* _EXERCISE OBJECTIVE_: From the entries below, list each line with "JSON".

-.-.-

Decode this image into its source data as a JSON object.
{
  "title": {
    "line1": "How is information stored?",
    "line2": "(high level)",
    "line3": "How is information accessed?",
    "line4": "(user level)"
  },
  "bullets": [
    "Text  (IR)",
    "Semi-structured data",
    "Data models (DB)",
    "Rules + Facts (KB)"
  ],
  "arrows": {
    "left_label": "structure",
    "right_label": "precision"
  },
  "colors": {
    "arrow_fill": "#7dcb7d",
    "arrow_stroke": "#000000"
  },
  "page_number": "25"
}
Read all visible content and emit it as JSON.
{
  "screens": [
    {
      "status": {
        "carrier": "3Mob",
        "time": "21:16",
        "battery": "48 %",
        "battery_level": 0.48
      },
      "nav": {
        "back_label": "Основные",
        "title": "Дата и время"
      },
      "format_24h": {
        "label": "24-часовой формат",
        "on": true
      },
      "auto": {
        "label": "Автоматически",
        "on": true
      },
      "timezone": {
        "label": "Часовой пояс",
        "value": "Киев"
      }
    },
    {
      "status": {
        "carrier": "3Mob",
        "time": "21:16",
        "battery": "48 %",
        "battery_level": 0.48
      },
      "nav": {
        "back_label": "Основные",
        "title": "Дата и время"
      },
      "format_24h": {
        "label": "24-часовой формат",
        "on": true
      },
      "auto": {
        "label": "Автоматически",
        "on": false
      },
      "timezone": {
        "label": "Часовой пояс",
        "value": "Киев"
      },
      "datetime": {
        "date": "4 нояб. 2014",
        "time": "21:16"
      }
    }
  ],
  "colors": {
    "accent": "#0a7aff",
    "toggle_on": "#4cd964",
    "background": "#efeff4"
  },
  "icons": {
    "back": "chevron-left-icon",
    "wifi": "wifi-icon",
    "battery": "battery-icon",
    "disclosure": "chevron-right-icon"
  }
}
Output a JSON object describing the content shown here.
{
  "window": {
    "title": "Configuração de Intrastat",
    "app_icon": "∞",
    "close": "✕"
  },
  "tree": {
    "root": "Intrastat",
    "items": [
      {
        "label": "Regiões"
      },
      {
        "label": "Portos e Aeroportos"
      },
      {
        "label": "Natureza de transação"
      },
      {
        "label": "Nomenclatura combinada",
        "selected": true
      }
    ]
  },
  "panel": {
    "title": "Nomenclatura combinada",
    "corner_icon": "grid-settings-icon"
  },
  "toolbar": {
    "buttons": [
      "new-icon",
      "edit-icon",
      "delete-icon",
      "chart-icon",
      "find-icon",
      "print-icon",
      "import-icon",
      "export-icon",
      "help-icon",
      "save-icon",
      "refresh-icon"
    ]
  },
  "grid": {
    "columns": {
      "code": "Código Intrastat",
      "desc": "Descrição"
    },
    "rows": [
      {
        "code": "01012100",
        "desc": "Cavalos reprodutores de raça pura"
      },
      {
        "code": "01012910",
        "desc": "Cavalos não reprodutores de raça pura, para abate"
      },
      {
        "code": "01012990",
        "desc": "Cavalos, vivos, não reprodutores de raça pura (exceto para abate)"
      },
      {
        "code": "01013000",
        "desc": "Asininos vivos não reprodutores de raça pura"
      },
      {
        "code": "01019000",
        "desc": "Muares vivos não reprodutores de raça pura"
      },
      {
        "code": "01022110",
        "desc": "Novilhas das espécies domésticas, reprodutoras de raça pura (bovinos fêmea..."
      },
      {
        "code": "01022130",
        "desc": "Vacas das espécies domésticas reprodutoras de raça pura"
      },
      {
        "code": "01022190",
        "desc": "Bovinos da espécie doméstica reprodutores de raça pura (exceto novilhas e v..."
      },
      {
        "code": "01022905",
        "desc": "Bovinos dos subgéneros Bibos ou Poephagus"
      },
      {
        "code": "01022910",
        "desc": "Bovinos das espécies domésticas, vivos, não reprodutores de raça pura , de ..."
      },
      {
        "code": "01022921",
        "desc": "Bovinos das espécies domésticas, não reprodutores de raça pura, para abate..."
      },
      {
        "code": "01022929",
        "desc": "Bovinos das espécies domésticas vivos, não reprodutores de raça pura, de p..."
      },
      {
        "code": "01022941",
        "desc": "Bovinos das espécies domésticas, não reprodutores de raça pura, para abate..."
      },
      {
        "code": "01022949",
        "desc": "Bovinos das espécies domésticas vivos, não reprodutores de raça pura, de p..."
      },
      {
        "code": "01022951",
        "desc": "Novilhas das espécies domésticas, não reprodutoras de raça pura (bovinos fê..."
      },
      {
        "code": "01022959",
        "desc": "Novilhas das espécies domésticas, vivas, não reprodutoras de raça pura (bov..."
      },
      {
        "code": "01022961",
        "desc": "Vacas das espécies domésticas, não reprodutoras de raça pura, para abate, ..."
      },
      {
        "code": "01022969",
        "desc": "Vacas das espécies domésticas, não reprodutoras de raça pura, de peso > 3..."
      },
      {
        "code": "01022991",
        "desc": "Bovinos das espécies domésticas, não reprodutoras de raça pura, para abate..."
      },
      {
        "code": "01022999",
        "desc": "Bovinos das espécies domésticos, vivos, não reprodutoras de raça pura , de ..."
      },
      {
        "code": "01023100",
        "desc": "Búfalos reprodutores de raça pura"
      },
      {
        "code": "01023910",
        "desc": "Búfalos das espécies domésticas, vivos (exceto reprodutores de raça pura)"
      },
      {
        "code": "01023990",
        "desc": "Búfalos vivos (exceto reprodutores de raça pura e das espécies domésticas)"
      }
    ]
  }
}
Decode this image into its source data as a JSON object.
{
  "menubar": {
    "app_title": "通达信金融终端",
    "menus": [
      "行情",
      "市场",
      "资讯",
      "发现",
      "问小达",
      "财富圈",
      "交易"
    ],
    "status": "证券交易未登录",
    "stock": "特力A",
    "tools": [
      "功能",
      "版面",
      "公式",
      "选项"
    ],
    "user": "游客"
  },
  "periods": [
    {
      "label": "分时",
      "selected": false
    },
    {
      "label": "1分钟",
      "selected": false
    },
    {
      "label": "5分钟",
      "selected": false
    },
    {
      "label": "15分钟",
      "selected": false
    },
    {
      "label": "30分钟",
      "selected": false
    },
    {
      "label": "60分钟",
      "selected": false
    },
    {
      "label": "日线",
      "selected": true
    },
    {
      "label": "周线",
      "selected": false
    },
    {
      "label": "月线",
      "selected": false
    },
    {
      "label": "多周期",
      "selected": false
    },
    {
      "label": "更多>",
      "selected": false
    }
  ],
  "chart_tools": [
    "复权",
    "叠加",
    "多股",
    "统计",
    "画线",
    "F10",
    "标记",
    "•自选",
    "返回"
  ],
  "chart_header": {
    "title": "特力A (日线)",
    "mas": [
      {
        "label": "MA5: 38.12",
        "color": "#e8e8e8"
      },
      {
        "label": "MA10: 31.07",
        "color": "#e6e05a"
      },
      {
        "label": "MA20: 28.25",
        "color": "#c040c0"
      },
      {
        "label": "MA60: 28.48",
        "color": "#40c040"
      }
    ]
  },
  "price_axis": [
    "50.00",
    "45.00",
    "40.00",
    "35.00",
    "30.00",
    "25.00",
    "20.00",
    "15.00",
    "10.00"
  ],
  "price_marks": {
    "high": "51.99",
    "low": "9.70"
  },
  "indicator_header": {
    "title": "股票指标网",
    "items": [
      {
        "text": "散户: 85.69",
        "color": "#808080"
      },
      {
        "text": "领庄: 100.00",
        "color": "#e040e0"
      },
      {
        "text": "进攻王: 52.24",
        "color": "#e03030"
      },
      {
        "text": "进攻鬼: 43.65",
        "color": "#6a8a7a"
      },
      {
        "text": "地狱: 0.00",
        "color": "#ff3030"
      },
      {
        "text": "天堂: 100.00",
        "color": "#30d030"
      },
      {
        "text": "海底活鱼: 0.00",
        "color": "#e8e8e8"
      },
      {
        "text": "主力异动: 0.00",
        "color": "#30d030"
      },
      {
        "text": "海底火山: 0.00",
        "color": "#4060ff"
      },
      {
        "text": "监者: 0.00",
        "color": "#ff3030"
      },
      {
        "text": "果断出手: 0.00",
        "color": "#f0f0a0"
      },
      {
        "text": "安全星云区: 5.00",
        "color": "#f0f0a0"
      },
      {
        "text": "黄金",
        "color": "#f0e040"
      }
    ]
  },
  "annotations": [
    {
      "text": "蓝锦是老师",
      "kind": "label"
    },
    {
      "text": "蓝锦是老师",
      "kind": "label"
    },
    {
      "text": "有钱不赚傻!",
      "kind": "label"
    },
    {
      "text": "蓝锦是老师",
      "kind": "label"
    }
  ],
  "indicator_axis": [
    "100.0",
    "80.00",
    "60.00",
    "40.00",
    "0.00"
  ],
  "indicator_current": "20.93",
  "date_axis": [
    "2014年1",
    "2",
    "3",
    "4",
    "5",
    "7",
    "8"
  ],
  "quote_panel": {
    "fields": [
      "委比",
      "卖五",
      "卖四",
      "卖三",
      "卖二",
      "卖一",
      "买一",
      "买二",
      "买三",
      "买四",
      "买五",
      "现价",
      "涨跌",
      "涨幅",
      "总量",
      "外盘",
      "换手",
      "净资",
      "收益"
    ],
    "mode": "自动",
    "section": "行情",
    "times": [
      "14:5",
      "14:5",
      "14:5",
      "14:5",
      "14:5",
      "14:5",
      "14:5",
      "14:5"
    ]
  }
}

-.-.-

* _SOLUTION_:
Decode this image into its source data as a JSON object.
Read all visible content and emit it as JSON.
Output a JSON object describing the content shown here.
Decode this image into its source data as a JSON object.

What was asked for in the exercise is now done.